SHORT EXERCISE =>
Transcribe every line exactly. Leave the pictures behind.

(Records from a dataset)
Begin

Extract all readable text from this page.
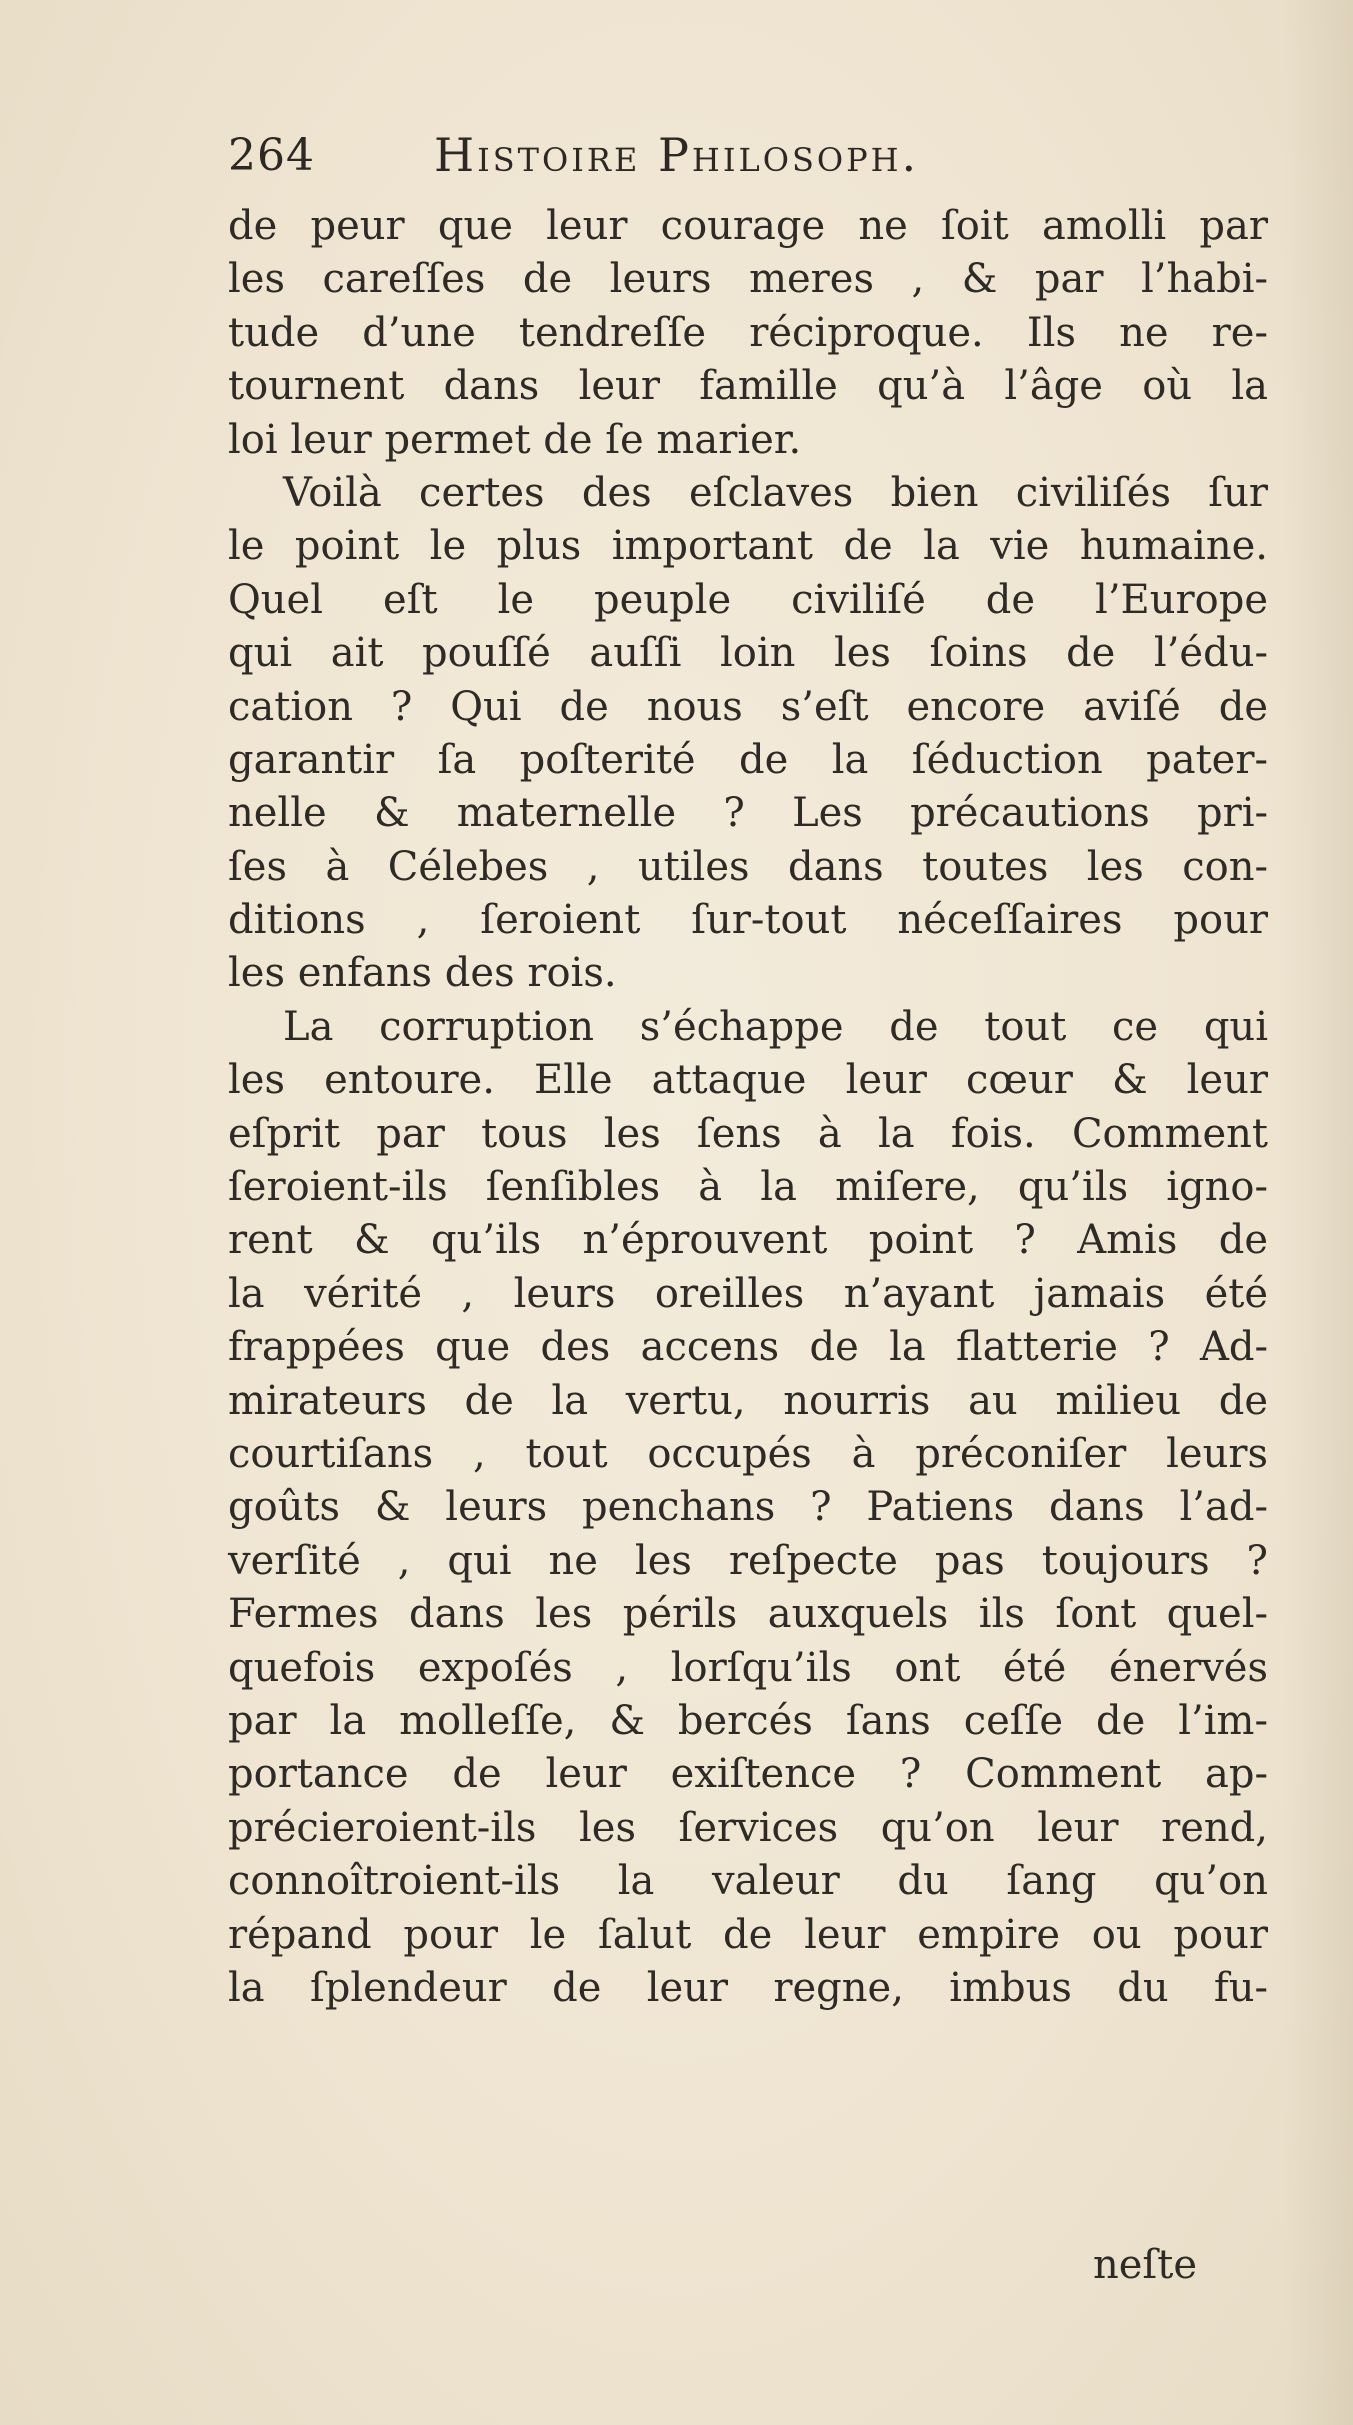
264	Histoire Philosoph.
de peur que leur courage ne ſoit amolli par
les careſſes de leurs meres , & par l’habi-
tude d’une tendreſſe réciproque. Ils ne re-
tournent dans leur famille qu’à l’âge où la
loi leur permet de ſe marier.
Voilà certes des eſclaves bien civiliſés ſur
le point le plus important de la vie humaine.
Quel eſt le peuple civiliſé de l’Europe
qui ait pouſſé auſſi loin les ſoins de l’édu-
cation ? Qui de nous s’eſt encore aviſé de
garantir ſa poſterité de la ſéduction pater-
nelle & maternelle ? Les précautions pri-
ſes à Célebes , utiles dans toutes les con-
ditions , ſeroient ſur-tout néceſſaires pour
les enfans des rois.
La corruption s’échappe de tout ce qui
les entoure. Elle attaque leur cœur & leur
eſprit par tous les ſens à la fois. Comment
ſeroient-ils ſenſibles à la miſere, qu’ils igno-
rent & qu’ils n’éprouvent point ? Amis de
la vérité , leurs oreilles n’ayant jamais été
frappées que des accens de la flatterie ? Ad-
mirateurs de la vertu, nourris au milieu de
courtiſans , tout occupés à préconiſer leurs
goûts & leurs penchans ? Patiens dans l’ad-
verſité , qui ne les reſpecte pas toujours ?
Fermes dans les périls auxquels ils ſont quel-
quefois expoſés , lorſqu’ils ont été énervés
par la molleſſe, & bercés ſans ceſſe de l’im-
portance de leur exiſtence ? Comment ap-
précieroient-ils les ſervices qu’on leur rend,
connoîtroient-ils la valeur du ſang qu’on
répand pour le ſalut de leur empire ou pour
la ſplendeur de leur regne, imbus du fu-
neſte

End

FINAL RESULT =>
Extract all readable text from this page.
264	Histoire Philosoph.
de peur que leur courage ne ſoit amolli par
les careſſes de leurs meres , & par l’habi-
tude d’une tendreſſe réciproque. Ils ne re-
tournent dans leur famille qu’à l’âge où la
loi leur permet de ſe marier.
Voilà certes des eſclaves bien civiliſés ſur
le point le plus important de la vie humaine.
Quel eſt le peuple civiliſé de l’Europe
qui ait pouſſé auſſi loin les ſoins de l’édu-
cation ? Qui de nous s’eſt encore aviſé de
garantir ſa poſterité de la ſéduction pater-
nelle & maternelle ? Les précautions pri-
ſes à Célebes , utiles dans toutes les con-
ditions , ſeroient ſur-tout néceſſaires pour
les enfans des rois.
La corruption s’échappe de tout ce qui
les entoure. Elle attaque leur cœur & leur
eſprit par tous les ſens à la fois. Comment
ſeroient-ils ſenſibles à la miſere, qu’ils igno-
rent & qu’ils n’éprouvent point ? Amis de
la vérité , leurs oreilles n’ayant jamais été
frappées que des accens de la flatterie ? Ad-
mirateurs de la vertu, nourris au milieu de
courtiſans , tout occupés à préconiſer leurs
goûts & leurs penchans ? Patiens dans l’ad-
verſité , qui ne les reſpecte pas toujours ?
Fermes dans les périls auxquels ils ſont quel-
quefois expoſés , lorſqu’ils ont été énervés
par la molleſſe, & bercés ſans ceſſe de l’im-
portance de leur exiſtence ? Comment ap-
précieroient-ils les ſervices qu’on leur rend,
connoîtroient-ils la valeur du ſang qu’on
répand pour le ſalut de leur empire ou pour
la ſplendeur de leur regne, imbus du fu-
neſte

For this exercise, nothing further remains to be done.